YOUR INSTRUCTIONS: Find every line in the records that holds the string "JSON". Copy each one.

INPUT FOR THIS TASK:
○ ○ ○

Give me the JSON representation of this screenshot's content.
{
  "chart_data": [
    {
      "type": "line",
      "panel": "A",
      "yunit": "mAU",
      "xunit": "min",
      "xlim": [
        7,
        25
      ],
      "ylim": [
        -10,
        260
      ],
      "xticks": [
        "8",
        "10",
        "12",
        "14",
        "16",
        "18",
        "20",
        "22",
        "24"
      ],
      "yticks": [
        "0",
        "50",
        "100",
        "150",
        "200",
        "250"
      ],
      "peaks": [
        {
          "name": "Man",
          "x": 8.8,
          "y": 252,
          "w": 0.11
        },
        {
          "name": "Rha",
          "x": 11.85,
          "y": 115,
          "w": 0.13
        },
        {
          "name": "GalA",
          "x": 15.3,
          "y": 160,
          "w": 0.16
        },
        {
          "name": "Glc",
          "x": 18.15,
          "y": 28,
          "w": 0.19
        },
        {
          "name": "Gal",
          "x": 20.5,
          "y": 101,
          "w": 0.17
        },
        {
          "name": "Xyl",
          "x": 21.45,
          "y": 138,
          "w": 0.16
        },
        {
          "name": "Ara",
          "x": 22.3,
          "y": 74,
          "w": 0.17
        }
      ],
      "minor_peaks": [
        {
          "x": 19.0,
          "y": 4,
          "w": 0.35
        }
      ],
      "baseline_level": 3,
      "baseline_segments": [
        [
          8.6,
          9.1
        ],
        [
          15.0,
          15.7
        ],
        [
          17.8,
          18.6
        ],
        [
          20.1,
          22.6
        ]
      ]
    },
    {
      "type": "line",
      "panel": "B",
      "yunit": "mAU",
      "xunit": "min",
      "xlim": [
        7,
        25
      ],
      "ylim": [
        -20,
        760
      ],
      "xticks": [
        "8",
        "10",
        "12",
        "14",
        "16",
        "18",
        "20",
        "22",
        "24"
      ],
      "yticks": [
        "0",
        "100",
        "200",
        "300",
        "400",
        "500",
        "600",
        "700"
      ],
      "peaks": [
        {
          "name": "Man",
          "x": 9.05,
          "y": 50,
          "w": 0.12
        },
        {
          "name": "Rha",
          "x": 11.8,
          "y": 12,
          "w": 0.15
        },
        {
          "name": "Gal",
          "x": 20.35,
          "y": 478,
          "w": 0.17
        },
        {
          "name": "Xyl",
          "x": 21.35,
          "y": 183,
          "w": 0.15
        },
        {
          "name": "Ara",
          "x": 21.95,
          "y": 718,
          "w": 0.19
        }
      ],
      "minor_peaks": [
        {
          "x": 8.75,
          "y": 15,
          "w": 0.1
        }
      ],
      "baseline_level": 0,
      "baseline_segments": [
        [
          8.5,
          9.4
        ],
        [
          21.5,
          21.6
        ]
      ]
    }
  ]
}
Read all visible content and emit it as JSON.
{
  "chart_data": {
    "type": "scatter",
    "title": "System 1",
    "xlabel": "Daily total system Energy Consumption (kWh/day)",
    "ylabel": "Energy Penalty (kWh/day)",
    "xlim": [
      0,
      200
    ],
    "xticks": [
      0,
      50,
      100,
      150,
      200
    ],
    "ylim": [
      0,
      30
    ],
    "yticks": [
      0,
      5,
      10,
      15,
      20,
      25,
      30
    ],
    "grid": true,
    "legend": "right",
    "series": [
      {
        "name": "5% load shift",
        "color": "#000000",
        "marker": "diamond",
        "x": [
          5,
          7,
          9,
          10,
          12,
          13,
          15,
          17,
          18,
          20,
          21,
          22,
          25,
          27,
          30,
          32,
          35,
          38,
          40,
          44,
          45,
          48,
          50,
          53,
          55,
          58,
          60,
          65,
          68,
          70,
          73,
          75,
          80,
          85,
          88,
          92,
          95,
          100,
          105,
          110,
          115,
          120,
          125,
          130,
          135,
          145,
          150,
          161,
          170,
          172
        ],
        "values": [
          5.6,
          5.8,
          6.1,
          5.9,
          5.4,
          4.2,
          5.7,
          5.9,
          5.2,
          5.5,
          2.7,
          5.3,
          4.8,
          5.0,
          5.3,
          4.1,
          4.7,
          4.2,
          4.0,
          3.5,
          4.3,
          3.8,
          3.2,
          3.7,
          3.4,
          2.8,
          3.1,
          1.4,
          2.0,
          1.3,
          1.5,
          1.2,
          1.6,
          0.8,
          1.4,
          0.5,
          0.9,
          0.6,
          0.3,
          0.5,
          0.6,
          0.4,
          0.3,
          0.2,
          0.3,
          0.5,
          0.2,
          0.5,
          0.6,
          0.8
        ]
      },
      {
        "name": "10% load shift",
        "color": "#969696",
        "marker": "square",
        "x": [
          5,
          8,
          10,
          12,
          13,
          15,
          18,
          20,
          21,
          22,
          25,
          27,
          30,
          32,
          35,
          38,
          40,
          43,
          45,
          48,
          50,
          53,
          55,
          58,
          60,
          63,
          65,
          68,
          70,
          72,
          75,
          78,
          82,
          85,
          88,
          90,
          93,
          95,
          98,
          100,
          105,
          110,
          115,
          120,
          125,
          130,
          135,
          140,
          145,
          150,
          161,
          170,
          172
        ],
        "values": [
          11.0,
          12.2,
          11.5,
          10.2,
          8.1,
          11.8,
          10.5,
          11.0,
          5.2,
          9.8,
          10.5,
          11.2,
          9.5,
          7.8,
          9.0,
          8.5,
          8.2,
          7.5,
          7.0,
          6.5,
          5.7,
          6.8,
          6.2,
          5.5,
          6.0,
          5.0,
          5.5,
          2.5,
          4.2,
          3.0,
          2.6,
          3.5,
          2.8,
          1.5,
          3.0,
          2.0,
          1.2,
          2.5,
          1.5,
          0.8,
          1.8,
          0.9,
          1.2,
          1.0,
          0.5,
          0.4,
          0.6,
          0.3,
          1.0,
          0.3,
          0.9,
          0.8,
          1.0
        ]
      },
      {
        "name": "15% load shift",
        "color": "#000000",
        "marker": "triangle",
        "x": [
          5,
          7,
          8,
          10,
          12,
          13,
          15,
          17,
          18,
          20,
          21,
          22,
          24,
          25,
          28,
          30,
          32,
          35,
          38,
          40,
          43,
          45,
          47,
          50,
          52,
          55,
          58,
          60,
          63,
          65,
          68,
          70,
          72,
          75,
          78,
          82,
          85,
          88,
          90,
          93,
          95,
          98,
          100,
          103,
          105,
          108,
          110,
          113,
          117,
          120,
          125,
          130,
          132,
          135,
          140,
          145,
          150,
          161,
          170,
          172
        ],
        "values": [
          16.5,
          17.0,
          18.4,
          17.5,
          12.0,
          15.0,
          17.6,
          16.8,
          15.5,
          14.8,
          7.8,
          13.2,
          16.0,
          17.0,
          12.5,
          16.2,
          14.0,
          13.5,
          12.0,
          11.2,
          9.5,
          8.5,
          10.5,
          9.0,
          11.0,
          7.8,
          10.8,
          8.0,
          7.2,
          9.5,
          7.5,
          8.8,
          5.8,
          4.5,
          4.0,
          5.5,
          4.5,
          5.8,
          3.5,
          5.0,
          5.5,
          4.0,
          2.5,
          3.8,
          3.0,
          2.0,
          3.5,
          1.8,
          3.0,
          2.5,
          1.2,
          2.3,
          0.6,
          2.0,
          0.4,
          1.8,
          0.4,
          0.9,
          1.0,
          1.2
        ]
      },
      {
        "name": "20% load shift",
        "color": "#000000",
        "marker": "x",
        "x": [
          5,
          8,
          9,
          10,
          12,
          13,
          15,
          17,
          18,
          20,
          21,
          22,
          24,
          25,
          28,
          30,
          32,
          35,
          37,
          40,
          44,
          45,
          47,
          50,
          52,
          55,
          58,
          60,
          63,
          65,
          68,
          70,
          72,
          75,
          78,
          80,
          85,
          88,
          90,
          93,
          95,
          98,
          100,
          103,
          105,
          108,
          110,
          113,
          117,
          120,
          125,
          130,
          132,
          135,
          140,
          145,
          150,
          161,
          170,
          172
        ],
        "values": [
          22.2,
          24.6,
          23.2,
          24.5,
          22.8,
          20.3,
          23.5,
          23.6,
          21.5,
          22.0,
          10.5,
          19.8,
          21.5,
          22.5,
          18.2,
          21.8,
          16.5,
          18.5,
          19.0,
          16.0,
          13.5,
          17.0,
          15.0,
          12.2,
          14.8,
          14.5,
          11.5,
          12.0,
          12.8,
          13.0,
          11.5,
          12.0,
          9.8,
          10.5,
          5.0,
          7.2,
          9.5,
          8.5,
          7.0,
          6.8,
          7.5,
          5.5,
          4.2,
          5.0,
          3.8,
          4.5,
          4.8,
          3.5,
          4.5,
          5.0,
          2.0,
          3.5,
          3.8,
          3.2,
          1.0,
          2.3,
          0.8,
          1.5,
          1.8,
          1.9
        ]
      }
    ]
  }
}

○ ○ ○

ANSWER TO THIS EXERCISE:
Give me the JSON representation of this screenshot's content.
Read all visible content and emit it as JSON.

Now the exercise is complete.